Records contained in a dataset
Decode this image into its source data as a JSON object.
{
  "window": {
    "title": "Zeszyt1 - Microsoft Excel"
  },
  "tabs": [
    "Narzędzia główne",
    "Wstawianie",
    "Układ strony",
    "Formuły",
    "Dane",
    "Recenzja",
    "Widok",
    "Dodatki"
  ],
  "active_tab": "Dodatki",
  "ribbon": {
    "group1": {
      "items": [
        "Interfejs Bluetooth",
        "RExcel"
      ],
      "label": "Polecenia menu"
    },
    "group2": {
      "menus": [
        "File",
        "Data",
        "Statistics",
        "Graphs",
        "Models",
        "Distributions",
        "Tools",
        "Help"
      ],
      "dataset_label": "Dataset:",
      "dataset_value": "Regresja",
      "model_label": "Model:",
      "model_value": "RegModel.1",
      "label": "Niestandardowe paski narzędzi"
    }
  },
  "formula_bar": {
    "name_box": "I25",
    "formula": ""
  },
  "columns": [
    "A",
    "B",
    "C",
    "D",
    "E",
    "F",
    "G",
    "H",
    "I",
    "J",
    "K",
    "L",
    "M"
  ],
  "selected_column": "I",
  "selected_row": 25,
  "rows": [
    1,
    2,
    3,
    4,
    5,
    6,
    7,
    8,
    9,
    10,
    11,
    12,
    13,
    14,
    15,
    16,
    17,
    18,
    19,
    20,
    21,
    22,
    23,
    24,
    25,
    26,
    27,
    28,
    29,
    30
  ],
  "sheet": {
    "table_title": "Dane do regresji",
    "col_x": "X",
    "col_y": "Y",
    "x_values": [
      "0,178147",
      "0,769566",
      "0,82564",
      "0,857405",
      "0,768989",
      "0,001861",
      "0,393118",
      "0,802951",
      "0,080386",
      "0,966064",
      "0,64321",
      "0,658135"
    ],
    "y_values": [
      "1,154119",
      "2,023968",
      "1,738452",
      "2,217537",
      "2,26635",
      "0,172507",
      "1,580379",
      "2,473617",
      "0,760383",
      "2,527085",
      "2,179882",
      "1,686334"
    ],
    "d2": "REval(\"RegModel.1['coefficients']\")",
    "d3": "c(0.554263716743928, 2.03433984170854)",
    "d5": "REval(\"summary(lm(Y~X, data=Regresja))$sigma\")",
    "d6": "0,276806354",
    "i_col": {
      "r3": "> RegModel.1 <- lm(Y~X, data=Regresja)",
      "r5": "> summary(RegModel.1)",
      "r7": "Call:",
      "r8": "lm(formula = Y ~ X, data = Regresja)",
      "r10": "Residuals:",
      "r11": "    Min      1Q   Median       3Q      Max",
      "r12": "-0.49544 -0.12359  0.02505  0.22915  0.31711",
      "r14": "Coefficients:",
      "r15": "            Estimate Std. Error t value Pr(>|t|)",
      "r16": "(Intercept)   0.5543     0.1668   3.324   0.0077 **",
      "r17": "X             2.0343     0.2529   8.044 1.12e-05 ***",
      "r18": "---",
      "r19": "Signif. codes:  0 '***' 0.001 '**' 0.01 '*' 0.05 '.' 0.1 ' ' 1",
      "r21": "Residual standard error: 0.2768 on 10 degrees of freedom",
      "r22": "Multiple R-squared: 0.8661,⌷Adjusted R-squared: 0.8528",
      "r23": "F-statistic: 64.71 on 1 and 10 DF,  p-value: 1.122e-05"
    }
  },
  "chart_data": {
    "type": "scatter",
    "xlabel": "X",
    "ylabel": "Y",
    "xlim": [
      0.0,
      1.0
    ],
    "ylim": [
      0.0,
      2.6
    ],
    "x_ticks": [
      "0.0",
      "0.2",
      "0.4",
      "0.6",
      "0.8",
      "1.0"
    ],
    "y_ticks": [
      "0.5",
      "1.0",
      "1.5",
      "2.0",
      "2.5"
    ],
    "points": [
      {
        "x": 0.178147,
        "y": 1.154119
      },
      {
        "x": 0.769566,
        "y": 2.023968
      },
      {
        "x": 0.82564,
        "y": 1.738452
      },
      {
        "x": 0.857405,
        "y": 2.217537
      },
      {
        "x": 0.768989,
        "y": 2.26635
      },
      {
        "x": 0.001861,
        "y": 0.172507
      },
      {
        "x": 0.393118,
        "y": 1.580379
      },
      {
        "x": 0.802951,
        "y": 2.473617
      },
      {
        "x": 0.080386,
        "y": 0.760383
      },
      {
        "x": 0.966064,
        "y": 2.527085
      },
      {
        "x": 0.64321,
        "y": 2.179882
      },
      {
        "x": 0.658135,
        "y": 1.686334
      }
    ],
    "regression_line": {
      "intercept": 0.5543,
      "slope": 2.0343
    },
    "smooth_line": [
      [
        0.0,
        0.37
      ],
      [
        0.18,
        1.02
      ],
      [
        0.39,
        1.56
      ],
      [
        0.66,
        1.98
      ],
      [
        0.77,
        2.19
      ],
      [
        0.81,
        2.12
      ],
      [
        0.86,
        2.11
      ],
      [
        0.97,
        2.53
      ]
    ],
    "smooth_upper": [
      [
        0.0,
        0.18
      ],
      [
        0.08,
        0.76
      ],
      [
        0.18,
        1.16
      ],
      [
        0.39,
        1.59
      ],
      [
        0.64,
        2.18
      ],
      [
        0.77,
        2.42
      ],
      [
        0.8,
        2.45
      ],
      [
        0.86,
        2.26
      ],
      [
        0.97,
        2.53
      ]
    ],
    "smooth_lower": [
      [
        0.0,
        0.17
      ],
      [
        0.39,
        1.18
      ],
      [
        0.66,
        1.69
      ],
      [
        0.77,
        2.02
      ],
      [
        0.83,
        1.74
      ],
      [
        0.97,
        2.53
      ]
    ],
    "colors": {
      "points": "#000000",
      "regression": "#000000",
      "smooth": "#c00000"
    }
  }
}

_Aim_
Count every line above that holds the string "RegModel" and give the total, nothing more.

_Solution to this task_
4